* WHAT IS REQUIRED
Copy out every line of the records where the string "project" occurs.

== == ==

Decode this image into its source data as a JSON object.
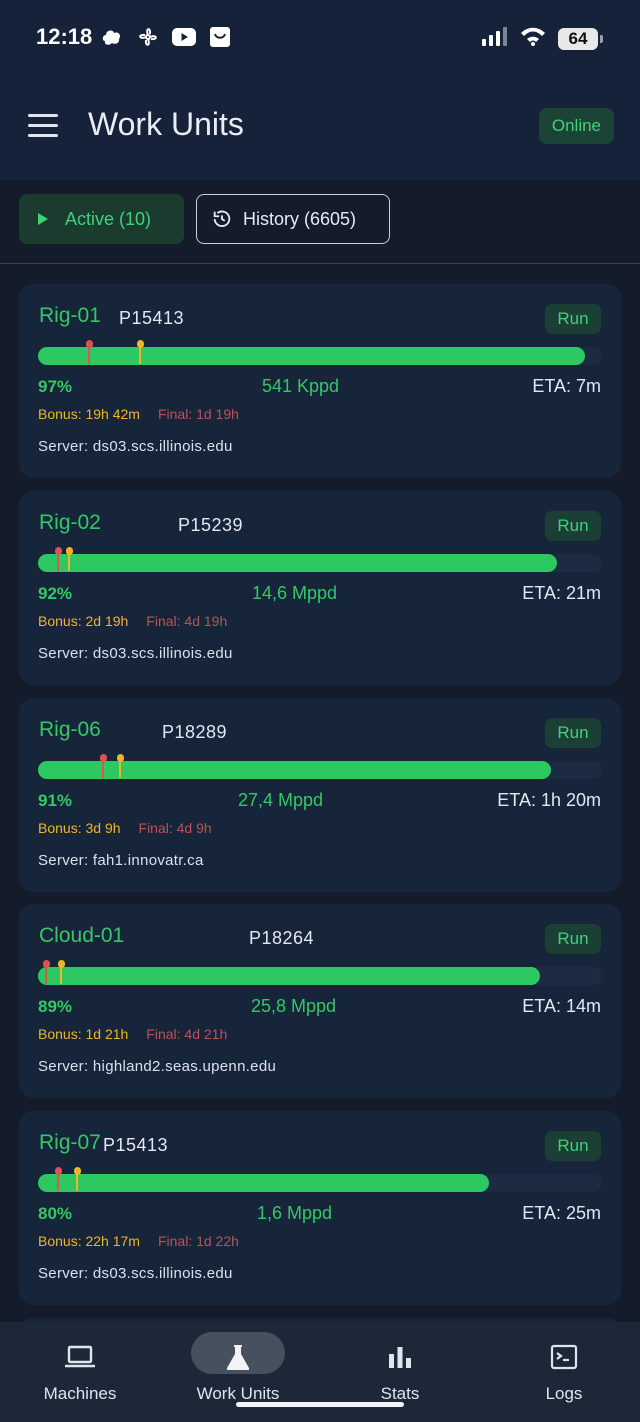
{
  "status_bar": {
    "time": "12:18",
    "battery": "64",
    "app_icons": [
      "cloud-app-icon",
      "pinwheel-app-icon",
      "youtube-icon",
      "shopping-bag-icon"
    ],
    "system_icons": [
      "cellular-signal-icon",
      "wifi-icon",
      "battery-icon"
    ]
  },
  "app_bar": {
    "menu_icon": "hamburger-menu-icon",
    "title": "Work Units",
    "status": "Online"
  },
  "tabs": {
    "active_label": "Active (10)",
    "active_icon": "play-icon",
    "history_label": "History (6605)",
    "history_icon": "history-icon"
  },
  "work_units": [
    {
      "machine": "Rig-01",
      "project": "P15413",
      "state": "Run",
      "percent": "97%",
      "progress": 0.97,
      "final_marker": 0.09,
      "bonus_marker": 0.18,
      "ppd": "541 Kppd",
      "eta": "ETA: 7m",
      "bonus": "Bonus: 19h 42m",
      "final": "Final: 1d 19h",
      "server": "Server: ds03.scs.illinois.edu"
    },
    {
      "machine": "Rig-02",
      "project": "P15239",
      "state": "Run",
      "percent": "92%",
      "progress": 0.92,
      "final_marker": 0.035,
      "bonus_marker": 0.055,
      "ppd": "14,6 Mppd",
      "eta": "ETA: 21m",
      "bonus": "Bonus: 2d 19h",
      "final": "Final: 4d 19h",
      "server": "Server: ds03.scs.illinois.edu"
    },
    {
      "machine": "Rig-06",
      "project": "P18289",
      "state": "Run",
      "percent": "91%",
      "progress": 0.91,
      "final_marker": 0.115,
      "bonus_marker": 0.145,
      "ppd": "27,4 Mppd",
      "eta": "ETA: 1h 20m",
      "bonus": "Bonus: 3d 9h",
      "final": "Final: 4d 9h",
      "server": "Server: fah1.innovatr.ca"
    },
    {
      "machine": "Cloud-01",
      "project": "P18264",
      "state": "Run",
      "percent": "89%",
      "progress": 0.89,
      "final_marker": 0.015,
      "bonus_marker": 0.04,
      "ppd": "25,8 Mppd",
      "eta": "ETA: 14m",
      "bonus": "Bonus: 1d 21h",
      "final": "Final: 4d 21h",
      "server": "Server: highland2.seas.upenn.edu"
    },
    {
      "machine": "Rig-07",
      "project": "P15413",
      "state": "Run",
      "percent": "80%",
      "progress": 0.8,
      "final_marker": 0.035,
      "bonus_marker": 0.07,
      "ppd": "1,6 Mppd",
      "eta": "ETA: 25m",
      "bonus": "Bonus: 22h 17m",
      "final": "Final: 1d 22h",
      "server": "Server: ds03.scs.illinois.edu"
    }
  ],
  "bottom_nav": {
    "items": [
      {
        "label": "Machines",
        "icon": "laptop-icon",
        "active": false
      },
      {
        "label": "Work Units",
        "icon": "flask-icon",
        "active": true
      },
      {
        "label": "Stats",
        "icon": "bar-chart-icon",
        "active": false
      },
      {
        "label": "Logs",
        "icon": "terminal-icon",
        "active": false
      }
    ]
  },
  "colors": {
    "background": "#141b2a",
    "header": "#16213a",
    "card": "#17253b",
    "accent_green": "#2ec862",
    "final_marker": "#e05252",
    "bonus_marker": "#f0b429"
  }
}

== == ==

* TASK SOLUTION
      "project": "P15413",
      "project": "P15239",
      "project": "P18289",
      "project": "P18264",
      "project": "P15413",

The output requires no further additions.